▶ Given problem 1
In the C++ proposals thread below, which C++17 feature is said to solve the second problem?
▶ Given problem 2
Please list every requirement that the quoted [ptr.launder]/3 wording in the C++ proposals thread below places under "Requires".
▶ Given problem 3
Rewrite the paragraph in the C++ proposals thread below that begins "1: `byte_ptr + off`" as a short two-item list.

▶ Provided passage
- - -
Date: Wed, 22 Jul 2020 02:58:41 -0400
On Wed, Jul 22, 2020 at 2:21 AM Thiago Macieira via Std-Proposals
<std-proposals_at_[hidden]> wrote:
>
> On Tuesday, 21 July 2020 16:38:40 PDT Jason McKesson via Std-Proposals wrote:
> > 1: `byte_ptr + off`. Pointer arithmetic in C++ is based on arrays
> > (which for a single object is treated as a 1-element array).
> > `byte_ptr` does not point to an array of `char`, so pointer arithmetic
> > is invalid.
> > 2: The pointer resulting from `reinterpret_cast<C1*>` does not
> > *actually* point to the subobject of type `C1` within the other
> > object, even if the address `qoptr + off` is the address of that
> > subobject.
> >
> > P1839R2 solves problem number 1, as stated by its wording:
> [cut]
>
> > As for #2, `std::launder` from C++17 solves this problem:
> > > [ptr.launder]/3
> > > Requires: `p` represents the address `A` of a byte in memory. An
> > > object X that is within its lifetime (6.8) and whose type is similar (7.5)
> > > to T is located at the address `A`. All bytes of storage that would be
> > > reachable through the result are reachable through `p` (see below).
> > >
> > > Returns: A value of type T* that points to `X`.
> >
> > There is an object of type `C1` at the address `byte_ptr + off`;
> > therefore, `launder` retrieves a pointer to it.
- - -
▶ Records provided
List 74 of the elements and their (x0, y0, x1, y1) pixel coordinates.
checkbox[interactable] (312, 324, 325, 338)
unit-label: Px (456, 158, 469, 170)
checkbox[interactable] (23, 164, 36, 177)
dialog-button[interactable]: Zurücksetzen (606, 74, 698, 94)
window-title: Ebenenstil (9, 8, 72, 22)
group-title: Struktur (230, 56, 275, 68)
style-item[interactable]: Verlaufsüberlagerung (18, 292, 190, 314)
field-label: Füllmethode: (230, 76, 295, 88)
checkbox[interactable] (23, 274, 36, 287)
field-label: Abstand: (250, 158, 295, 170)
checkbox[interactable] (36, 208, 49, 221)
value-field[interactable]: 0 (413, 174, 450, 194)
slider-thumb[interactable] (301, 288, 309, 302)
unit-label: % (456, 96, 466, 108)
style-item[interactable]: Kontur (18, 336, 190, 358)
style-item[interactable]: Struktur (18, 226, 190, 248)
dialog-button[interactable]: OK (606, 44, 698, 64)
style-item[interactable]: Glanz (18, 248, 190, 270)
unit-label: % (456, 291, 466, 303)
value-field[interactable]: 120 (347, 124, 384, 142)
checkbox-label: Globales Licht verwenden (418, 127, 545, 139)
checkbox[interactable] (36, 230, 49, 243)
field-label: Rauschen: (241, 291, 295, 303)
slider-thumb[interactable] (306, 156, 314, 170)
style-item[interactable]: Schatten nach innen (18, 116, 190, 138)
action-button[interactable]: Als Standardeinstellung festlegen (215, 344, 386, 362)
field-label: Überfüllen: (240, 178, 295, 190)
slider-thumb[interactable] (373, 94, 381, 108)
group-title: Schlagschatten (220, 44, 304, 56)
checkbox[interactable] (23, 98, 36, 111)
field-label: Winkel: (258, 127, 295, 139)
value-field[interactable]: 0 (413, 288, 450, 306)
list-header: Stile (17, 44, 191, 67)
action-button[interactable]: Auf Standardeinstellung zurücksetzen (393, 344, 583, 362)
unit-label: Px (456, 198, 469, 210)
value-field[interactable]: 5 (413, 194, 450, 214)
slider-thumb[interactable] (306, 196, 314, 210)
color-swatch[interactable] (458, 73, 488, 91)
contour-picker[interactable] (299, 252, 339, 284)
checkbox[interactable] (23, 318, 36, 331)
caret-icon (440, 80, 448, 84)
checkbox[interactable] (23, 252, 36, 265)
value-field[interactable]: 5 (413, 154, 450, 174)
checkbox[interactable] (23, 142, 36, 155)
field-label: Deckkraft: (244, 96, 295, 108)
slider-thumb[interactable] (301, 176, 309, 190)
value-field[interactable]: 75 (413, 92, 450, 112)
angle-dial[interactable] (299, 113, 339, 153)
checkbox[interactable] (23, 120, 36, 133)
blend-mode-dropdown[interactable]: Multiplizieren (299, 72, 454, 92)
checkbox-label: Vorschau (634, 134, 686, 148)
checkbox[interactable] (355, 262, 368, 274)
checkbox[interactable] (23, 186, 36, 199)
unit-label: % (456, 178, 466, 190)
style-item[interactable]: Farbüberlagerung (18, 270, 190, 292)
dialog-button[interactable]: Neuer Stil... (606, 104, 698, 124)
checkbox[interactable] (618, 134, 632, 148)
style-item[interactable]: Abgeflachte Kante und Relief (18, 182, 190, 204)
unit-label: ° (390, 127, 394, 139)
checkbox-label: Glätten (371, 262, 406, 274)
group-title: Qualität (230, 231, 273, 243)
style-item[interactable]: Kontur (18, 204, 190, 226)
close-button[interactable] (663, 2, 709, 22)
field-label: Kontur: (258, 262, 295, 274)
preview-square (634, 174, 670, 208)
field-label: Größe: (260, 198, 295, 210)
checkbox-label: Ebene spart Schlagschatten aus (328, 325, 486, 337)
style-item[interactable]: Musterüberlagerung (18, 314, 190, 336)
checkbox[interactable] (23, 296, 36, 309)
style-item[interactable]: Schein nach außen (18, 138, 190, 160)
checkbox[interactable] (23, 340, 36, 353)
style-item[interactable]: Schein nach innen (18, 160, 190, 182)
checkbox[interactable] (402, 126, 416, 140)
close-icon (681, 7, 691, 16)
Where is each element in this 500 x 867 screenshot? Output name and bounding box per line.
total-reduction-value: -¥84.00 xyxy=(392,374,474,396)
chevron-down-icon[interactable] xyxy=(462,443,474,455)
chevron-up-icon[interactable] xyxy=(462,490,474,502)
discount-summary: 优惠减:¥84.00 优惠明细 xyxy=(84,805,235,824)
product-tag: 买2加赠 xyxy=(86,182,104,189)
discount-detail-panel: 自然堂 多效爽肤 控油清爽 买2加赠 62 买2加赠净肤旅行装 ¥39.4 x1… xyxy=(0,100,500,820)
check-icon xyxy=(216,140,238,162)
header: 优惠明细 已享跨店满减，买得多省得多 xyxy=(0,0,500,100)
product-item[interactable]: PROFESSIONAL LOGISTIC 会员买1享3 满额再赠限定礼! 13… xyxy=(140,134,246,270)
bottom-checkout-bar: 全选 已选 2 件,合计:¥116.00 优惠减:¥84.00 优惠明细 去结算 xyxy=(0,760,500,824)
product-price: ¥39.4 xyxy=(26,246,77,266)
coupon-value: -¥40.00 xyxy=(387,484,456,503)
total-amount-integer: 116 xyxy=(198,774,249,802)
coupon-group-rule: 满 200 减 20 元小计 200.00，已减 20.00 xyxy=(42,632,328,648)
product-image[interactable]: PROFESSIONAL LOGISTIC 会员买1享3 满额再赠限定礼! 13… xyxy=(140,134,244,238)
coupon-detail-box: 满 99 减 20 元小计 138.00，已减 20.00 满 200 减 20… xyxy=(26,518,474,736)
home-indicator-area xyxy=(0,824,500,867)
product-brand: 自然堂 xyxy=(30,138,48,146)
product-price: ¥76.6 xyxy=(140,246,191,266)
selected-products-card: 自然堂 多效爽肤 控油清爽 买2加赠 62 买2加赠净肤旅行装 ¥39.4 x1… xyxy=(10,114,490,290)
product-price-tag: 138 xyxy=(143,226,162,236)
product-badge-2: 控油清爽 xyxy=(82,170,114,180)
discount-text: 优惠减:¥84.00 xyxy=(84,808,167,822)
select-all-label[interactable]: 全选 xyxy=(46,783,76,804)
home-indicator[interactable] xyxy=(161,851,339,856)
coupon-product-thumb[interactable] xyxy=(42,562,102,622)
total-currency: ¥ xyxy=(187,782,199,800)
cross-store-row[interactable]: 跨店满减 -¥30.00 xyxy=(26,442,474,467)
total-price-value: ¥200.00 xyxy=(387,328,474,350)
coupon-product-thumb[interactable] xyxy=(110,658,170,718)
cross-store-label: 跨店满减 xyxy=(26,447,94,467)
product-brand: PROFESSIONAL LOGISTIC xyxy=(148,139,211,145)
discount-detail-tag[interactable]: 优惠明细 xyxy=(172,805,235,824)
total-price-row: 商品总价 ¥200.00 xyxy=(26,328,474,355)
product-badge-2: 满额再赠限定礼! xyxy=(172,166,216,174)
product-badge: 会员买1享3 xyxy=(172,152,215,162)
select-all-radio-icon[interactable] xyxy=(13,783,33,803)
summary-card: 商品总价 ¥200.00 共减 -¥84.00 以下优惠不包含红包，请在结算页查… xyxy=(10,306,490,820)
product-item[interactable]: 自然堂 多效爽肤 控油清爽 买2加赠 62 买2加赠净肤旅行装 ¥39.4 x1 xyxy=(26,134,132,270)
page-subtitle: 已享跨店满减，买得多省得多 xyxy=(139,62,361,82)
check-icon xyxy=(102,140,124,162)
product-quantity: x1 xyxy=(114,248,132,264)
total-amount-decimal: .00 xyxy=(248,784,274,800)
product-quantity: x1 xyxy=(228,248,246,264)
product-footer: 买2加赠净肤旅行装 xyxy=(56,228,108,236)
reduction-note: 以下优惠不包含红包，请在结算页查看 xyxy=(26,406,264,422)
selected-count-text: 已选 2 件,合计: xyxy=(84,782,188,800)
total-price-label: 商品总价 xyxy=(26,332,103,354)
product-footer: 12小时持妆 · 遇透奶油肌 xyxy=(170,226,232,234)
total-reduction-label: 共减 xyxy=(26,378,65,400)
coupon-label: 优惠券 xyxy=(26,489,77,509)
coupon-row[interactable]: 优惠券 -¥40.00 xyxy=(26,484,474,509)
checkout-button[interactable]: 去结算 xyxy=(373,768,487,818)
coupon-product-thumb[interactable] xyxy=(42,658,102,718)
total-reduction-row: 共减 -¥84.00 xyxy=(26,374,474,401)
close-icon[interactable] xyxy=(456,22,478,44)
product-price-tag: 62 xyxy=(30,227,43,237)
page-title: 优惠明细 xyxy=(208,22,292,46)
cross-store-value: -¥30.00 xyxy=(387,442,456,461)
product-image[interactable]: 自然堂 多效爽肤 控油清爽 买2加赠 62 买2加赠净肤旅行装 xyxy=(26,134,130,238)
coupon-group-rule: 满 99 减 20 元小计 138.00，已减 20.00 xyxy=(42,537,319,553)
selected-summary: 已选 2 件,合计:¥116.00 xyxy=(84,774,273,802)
- - -
▶ Written reply 1
`std::launder`

▶ Written reply 2
- `p` represents the address `A` of a byte in memory.
- An object X that is within its lifetime and whose type is similar to T is located at the address `A`.
- All bytes of storage that would be reachable through the result are reachable through `p`.

▶ Written reply 3
- Problem 1: In `byte_ptr + off`, C++ pointer arithmetic is based on arrays, with a single object treated as a one-element array. Because `byte_ptr` does not point to an array of `char`, the arithmetic is invalid.
- Problem 2: The pointer produced by `reinterpret_cast<C1*>` does not actually point to the `C1` subobject inside the other object, even when `qoptr + off` is that subobject's address.